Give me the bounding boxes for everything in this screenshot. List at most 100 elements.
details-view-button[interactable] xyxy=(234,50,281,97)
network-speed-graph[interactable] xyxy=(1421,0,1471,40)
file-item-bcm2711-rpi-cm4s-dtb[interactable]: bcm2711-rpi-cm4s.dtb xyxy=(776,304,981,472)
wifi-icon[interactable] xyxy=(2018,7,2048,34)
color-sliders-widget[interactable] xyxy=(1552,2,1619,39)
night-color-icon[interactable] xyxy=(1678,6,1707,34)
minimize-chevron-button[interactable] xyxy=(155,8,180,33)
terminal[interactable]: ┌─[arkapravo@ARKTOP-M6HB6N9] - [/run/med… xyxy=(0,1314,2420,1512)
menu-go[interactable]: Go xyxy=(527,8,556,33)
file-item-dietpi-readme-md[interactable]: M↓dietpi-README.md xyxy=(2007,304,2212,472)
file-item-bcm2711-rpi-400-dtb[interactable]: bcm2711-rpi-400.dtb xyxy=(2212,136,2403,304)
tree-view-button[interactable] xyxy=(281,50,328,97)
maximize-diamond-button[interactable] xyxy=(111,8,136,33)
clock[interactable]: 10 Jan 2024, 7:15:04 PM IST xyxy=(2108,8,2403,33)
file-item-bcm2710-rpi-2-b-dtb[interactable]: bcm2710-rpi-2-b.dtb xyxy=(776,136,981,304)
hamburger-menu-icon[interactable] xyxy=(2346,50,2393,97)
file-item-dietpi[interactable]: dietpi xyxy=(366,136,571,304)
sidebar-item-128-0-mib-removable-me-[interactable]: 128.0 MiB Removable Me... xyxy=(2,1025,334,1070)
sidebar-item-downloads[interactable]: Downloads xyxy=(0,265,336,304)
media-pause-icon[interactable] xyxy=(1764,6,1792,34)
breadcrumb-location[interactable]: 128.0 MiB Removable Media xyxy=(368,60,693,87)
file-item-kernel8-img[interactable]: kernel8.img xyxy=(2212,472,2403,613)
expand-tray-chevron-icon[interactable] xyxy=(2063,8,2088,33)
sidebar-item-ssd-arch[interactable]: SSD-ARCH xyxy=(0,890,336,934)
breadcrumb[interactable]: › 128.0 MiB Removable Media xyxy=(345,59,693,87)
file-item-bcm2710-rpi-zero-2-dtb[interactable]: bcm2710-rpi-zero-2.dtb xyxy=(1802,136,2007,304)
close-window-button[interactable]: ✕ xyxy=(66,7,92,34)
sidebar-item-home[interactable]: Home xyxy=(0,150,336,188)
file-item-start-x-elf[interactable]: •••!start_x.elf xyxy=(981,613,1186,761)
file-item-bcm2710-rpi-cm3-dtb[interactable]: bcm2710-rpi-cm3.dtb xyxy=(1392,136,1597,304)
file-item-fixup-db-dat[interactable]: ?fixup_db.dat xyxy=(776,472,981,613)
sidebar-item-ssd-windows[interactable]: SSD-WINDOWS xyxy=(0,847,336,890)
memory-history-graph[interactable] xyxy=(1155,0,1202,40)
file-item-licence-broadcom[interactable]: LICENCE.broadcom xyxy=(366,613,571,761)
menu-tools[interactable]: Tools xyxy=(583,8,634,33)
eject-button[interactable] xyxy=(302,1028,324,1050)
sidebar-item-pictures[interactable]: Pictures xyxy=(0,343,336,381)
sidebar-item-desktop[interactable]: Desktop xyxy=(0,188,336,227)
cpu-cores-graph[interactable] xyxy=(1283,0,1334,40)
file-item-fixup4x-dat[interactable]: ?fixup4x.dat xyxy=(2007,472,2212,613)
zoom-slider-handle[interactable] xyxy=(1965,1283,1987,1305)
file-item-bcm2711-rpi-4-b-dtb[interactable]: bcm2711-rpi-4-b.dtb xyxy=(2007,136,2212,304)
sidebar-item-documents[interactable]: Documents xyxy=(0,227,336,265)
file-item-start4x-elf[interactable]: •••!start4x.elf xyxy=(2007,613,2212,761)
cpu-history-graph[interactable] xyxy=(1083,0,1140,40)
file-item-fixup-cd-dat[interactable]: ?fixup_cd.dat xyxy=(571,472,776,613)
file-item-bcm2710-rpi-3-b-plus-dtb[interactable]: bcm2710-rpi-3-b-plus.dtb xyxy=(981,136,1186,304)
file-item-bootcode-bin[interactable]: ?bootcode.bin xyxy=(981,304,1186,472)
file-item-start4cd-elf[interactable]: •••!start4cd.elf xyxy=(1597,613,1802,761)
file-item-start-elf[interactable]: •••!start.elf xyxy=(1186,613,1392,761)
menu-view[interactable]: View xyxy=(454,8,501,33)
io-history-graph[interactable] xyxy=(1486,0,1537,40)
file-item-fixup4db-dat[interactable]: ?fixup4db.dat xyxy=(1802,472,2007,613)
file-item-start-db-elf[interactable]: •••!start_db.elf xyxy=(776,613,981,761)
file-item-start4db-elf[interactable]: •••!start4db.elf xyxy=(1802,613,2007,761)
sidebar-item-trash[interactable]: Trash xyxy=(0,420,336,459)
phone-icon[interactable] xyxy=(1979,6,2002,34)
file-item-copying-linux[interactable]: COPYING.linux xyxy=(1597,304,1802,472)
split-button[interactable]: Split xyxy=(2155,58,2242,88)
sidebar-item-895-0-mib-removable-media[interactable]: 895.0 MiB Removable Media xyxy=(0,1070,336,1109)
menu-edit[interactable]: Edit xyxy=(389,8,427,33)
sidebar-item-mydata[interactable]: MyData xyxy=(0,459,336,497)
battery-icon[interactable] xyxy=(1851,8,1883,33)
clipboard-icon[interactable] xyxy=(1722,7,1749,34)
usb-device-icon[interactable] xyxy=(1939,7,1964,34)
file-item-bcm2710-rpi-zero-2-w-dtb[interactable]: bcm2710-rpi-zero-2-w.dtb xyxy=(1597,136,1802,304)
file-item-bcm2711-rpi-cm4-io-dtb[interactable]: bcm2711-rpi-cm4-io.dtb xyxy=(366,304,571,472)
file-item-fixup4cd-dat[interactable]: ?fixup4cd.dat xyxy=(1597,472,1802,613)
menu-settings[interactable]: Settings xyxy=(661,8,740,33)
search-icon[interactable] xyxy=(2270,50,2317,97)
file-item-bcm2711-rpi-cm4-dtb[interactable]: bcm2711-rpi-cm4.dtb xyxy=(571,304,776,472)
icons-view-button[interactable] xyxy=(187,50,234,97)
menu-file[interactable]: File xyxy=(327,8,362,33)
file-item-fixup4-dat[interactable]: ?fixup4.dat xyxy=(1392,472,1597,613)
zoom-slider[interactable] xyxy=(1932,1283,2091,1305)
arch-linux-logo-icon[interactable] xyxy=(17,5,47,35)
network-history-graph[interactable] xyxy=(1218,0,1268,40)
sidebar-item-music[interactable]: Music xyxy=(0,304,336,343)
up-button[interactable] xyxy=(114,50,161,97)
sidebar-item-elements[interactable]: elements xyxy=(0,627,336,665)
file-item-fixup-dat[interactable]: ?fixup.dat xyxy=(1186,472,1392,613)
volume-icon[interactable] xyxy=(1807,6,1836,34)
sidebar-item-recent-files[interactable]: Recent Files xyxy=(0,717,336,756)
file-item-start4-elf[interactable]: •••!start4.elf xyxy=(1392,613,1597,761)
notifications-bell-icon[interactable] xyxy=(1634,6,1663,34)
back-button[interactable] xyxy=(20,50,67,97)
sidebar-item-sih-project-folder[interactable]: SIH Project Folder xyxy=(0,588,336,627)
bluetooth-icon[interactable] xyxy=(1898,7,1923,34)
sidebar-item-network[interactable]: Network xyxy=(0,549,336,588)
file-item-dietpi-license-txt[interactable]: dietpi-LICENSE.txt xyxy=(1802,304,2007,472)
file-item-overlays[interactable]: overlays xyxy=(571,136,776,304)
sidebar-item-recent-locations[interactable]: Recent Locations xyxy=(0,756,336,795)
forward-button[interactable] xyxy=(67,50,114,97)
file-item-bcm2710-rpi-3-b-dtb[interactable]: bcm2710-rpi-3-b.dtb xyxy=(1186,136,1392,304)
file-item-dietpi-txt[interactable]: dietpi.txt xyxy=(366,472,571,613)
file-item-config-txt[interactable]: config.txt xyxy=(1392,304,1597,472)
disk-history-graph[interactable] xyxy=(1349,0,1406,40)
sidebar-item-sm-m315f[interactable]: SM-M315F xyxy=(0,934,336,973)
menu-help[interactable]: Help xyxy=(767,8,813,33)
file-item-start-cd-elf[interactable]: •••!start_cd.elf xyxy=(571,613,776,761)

◆ Requirement ◆
Copy the stretch of the listing from its first line through the line containing "tree-view-button[interactable] xyxy=(281,50,328,97)", both included, reproducing each line without any change.

◆ Solution for this exercise ◆
Give me the bounding boxes for everything in this screenshot. List at most 100 elements.
details-view-button[interactable] xyxy=(234,50,281,97)
network-speed-graph[interactable] xyxy=(1421,0,1471,40)
file-item-bcm2711-rpi-cm4s-dtb[interactable]: bcm2711-rpi-cm4s.dtb xyxy=(776,304,981,472)
wifi-icon[interactable] xyxy=(2018,7,2048,34)
color-sliders-widget[interactable] xyxy=(1552,2,1619,39)
night-color-icon[interactable] xyxy=(1678,6,1707,34)
minimize-chevron-button[interactable] xyxy=(155,8,180,33)
terminal[interactable]: ┌─[arkapravo@ARKTOP-M6HB6N9] - [/run/med… xyxy=(0,1314,2420,1512)
menu-go[interactable]: Go xyxy=(527,8,556,33)
file-item-dietpi-readme-md[interactable]: M↓dietpi-README.md xyxy=(2007,304,2212,472)
file-item-bcm2711-rpi-400-dtb[interactable]: bcm2711-rpi-400.dtb xyxy=(2212,136,2403,304)
tree-view-button[interactable] xyxy=(281,50,328,97)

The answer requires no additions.